Saved data entries:

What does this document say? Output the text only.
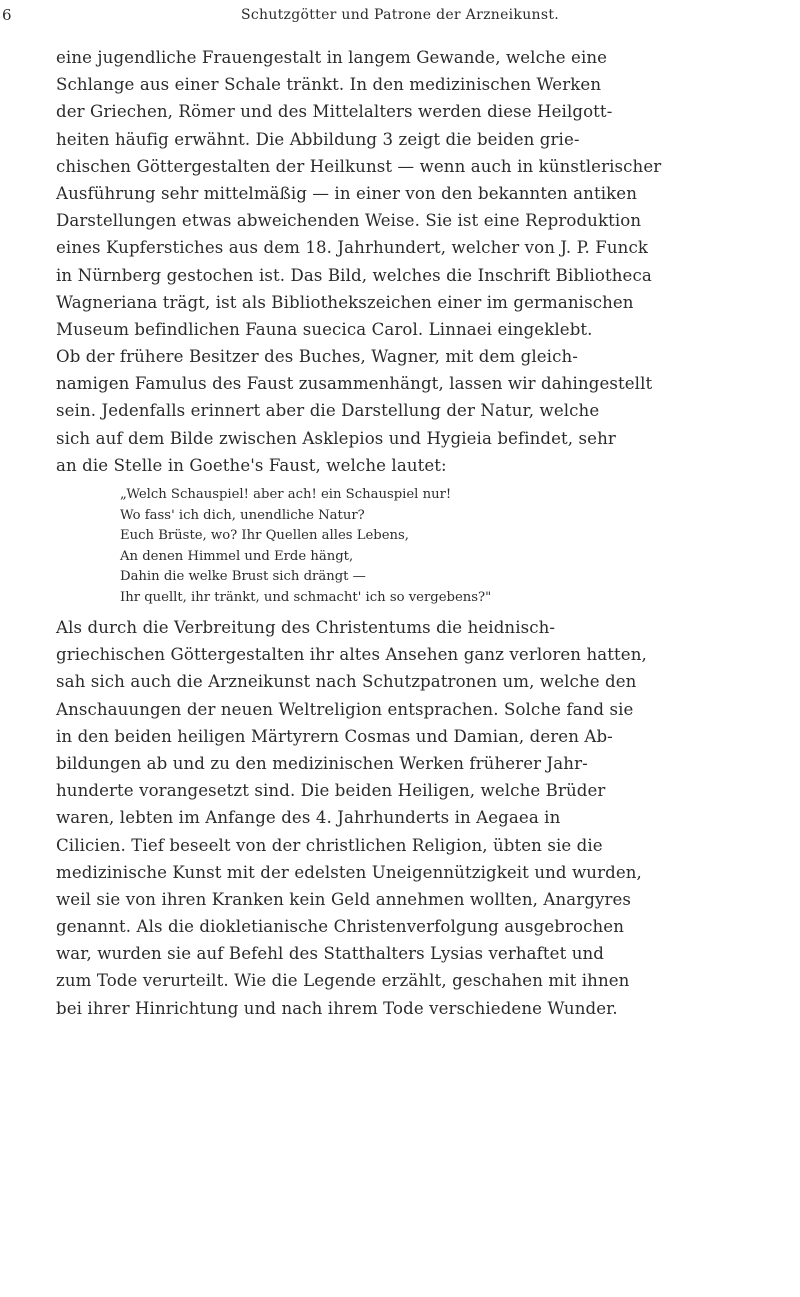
6	Schutzgötter und Patrone der Arzneikunst.
eine jugendliche Frauengestalt in langem Gewande, welche eine
Schlange aus einer Schale tränkt. In den medizinischen Werken
der Griechen, Römer und des Mittelalters werden diese Heilgott-
heiten häufig erwähnt. Die Abbildung 3 zeigt die beiden grie-
chischen Göttergestalten der Heilkunst — wenn auch in künstlerischer
Ausführung sehr mittelmäßig — in einer von den bekannten antiken
Darstellungen etwas abweichenden Weise. Sie ist eine Reproduktion
eines Kupferstiches aus dem 18. Jahrhundert, welcher von J. P. Funck
in Nürnberg gestochen ist. Das Bild, welches die Inschrift Bibliotheca
Wagneriana trägt, ist als Bibliothekszeichen einer im germanischen
Museum befindlichen Fauna suecica Carol. Linnaei eingeklebt.
Ob der frühere Besitzer des Buches, Wagner, mit dem gleich-
namigen Famulus des Faust zusammenhängt, lassen wir dahingestellt
sein. Jedenfalls erinnert aber die Darstellung der Natur, welche
sich auf dem Bilde zwischen Asklepios und Hygieia befindet, sehr
an die Stelle in Goethe's Faust, welche lautet:
„Welch Schauspiel! aber ach! ein Schauspiel nur!
Wo fass' ich dich, unendliche Natur?
Euch Brüste, wo? Ihr Quellen alles Lebens,
An denen Himmel und Erde hängt,
Dahin die welke Brust sich drängt —
Ihr quellt, ihr tränkt, und schmacht' ich so vergebens?"
Als durch die Verbreitung des Christentums die heidnisch-
griechischen Göttergestalten ihr altes Ansehen ganz verloren hatten,
sah sich auch die Arzneikunst nach Schutzpatronen um, welche den
Anschauungen der neuen Weltreligion entsprachen. Solche fand sie
in den beiden heiligen Märtyrern Cosmas und Damian, deren Ab-
bildungen ab und zu den medizinischen Werken früherer Jahr-
hunderte vorangesetzt sind. Die beiden Heiligen, welche Brüder
waren, lebten im Anfange des 4. Jahrhunderts in Aegaea in
Cilicien. Tief beseelt von der christlichen Religion, übten sie die
medizinische Kunst mit der edelsten Uneigennützigkeit und wurden,
weil sie von ihren Kranken kein Geld annehmen wollten, Anargyres
genannt. Als die diokletianische Christenverfolgung ausgebrochen
war, wurden sie auf Befehl des Statthalters Lysias verhaftet und
zum Tode verurteilt. Wie die Legende erzählt, geschahen mit ihnen
bei ihrer Hinrichtung und nach ihrem Tode verschiedene Wunder.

## Task instructions
Leave out the pictures and restate everything else word for word.

## Final result
What does this document say? Output the text only.
6	Schutzgötter und Patrone der Arzneikunst.
eine jugendliche Frauengestalt in langem Gewande, welche eine
Schlange aus einer Schale tränkt. In den medizinischen Werken
der Griechen, Römer und des Mittelalters werden diese Heilgott-
heiten häufig erwähnt. Die Abbildung 3 zeigt die beiden grie-
chischen Göttergestalten der Heilkunst — wenn auch in künstlerischer
Ausführung sehr mittelmäßig — in einer von den bekannten antiken
Darstellungen etwas abweichenden Weise. Sie ist eine Reproduktion
eines Kupferstiches aus dem 18. Jahrhundert, welcher von J. P. Funck
in Nürnberg gestochen ist. Das Bild, welches die Inschrift Bibliotheca
Wagneriana trägt, ist als Bibliothekszeichen einer im germanischen
Museum befindlichen Fauna suecica Carol. Linnaei eingeklebt.
Ob der frühere Besitzer des Buches, Wagner, mit dem gleich-
namigen Famulus des Faust zusammenhängt, lassen wir dahingestellt
sein. Jedenfalls erinnert aber die Darstellung der Natur, welche
sich auf dem Bilde zwischen Asklepios und Hygieia befindet, sehr
an die Stelle in Goethe's Faust, welche lautet:
„Welch Schauspiel! aber ach! ein Schauspiel nur!
Wo fass' ich dich, unendliche Natur?
Euch Brüste, wo? Ihr Quellen alles Lebens,
An denen Himmel und Erde hängt,
Dahin die welke Brust sich drängt —
Ihr quellt, ihr tränkt, und schmacht' ich so vergebens?"
Als durch die Verbreitung des Christentums die heidnisch-
griechischen Göttergestalten ihr altes Ansehen ganz verloren hatten,
sah sich auch die Arzneikunst nach Schutzpatronen um, welche den
Anschauungen der neuen Weltreligion entsprachen. Solche fand sie
in den beiden heiligen Märtyrern Cosmas und Damian, deren Ab-
bildungen ab und zu den medizinischen Werken früherer Jahr-
hunderte vorangesetzt sind. Die beiden Heiligen, welche Brüder
waren, lebten im Anfange des 4. Jahrhunderts in Aegaea in
Cilicien. Tief beseelt von der christlichen Religion, übten sie die
medizinische Kunst mit der edelsten Uneigennützigkeit und wurden,
weil sie von ihren Kranken kein Geld annehmen wollten, Anargyres
genannt. Als die diokletianische Christenverfolgung ausgebrochen
war, wurden sie auf Befehl des Statthalters Lysias verhaftet und
zum Tode verurteilt. Wie die Legende erzählt, geschahen mit ihnen
bei ihrer Hinrichtung und nach ihrem Tode verschiedene Wunder.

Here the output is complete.